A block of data
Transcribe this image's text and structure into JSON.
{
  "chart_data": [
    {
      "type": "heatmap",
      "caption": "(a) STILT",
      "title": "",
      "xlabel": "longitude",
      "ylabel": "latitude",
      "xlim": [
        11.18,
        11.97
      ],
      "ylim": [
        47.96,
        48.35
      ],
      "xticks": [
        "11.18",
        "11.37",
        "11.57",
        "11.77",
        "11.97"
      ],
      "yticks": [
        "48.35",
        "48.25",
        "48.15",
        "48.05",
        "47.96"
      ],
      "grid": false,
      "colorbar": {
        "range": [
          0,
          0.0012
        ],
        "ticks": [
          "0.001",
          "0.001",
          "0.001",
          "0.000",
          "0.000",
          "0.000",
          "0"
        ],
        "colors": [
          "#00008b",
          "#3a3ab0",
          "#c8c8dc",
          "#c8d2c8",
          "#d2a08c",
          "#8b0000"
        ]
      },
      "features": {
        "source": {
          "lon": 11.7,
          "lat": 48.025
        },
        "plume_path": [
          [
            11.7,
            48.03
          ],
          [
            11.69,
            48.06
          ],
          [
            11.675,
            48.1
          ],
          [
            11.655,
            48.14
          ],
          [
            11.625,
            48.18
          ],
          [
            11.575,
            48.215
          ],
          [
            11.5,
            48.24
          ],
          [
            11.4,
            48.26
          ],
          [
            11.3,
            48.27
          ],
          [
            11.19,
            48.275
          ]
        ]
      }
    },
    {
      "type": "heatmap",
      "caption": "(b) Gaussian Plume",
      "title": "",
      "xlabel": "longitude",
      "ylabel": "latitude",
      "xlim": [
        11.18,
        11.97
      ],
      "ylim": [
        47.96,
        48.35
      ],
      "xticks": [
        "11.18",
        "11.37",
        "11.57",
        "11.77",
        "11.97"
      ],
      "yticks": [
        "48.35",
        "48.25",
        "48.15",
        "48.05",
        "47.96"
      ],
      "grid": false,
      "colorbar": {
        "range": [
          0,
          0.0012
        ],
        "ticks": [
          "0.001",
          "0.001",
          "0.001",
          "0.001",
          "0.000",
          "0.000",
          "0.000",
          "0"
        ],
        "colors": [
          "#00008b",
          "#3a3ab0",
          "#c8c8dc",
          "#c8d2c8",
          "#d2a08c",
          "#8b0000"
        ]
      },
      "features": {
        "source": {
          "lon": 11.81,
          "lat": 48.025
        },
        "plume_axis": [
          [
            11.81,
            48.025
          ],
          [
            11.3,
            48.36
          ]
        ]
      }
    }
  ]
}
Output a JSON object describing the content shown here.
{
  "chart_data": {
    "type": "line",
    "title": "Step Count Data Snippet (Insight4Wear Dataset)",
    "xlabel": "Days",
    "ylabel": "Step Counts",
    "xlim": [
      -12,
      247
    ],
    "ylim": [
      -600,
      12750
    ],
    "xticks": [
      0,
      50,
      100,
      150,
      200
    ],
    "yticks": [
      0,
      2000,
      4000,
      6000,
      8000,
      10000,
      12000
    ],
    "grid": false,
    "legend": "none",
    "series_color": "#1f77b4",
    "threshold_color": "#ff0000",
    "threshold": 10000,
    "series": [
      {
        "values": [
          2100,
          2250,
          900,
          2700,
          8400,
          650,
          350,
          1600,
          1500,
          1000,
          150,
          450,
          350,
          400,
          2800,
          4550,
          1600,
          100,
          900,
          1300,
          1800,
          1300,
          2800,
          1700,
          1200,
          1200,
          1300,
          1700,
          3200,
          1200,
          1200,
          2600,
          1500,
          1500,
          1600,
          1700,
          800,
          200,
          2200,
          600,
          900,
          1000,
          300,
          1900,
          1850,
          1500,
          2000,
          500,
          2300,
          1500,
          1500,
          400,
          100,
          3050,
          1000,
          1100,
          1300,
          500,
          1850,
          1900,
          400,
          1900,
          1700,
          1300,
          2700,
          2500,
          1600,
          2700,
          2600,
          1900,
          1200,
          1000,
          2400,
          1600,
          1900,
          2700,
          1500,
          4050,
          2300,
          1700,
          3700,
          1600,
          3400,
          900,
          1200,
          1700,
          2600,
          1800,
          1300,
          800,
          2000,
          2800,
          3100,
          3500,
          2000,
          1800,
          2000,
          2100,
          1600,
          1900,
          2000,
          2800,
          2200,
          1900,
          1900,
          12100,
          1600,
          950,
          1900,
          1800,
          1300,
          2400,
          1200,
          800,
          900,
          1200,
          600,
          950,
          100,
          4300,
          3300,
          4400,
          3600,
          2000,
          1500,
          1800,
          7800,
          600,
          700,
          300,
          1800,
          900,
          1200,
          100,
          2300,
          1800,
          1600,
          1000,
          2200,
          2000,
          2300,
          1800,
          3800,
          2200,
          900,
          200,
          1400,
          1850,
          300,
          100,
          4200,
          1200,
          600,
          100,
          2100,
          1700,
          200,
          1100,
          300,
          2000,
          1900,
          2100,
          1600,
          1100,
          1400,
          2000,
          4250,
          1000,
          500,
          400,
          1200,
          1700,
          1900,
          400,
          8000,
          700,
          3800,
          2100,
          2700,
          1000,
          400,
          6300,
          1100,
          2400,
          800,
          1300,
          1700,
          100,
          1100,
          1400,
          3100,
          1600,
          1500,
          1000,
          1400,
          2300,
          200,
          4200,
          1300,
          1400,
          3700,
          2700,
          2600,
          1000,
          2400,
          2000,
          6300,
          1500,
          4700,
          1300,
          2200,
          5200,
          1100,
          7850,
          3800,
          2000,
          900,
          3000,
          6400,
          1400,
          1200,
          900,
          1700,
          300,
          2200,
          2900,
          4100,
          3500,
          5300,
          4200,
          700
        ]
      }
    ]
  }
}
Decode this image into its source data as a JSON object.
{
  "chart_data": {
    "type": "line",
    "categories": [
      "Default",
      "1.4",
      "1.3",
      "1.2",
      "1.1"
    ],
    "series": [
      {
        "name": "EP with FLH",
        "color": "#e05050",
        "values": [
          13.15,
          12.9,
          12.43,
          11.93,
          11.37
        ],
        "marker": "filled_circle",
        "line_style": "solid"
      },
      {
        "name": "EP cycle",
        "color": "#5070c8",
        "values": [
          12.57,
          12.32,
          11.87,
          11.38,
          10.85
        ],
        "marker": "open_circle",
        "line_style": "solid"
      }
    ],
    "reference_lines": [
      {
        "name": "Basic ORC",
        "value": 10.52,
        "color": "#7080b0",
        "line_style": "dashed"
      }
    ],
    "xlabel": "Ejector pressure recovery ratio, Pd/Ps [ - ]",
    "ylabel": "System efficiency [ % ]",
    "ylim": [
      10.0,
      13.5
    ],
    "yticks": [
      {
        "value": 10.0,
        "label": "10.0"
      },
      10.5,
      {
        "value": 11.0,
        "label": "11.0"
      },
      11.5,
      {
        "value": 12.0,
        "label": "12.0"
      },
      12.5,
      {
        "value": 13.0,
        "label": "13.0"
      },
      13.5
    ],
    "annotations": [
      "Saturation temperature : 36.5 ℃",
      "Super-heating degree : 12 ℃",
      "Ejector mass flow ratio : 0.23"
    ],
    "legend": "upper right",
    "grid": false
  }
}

- **Work to do**
Filter the listing above for the string "caption" and copy every matching line.

- **Exercise result**
      "caption": "(a) STILT",
      "caption": "(b) Gaussian Plume",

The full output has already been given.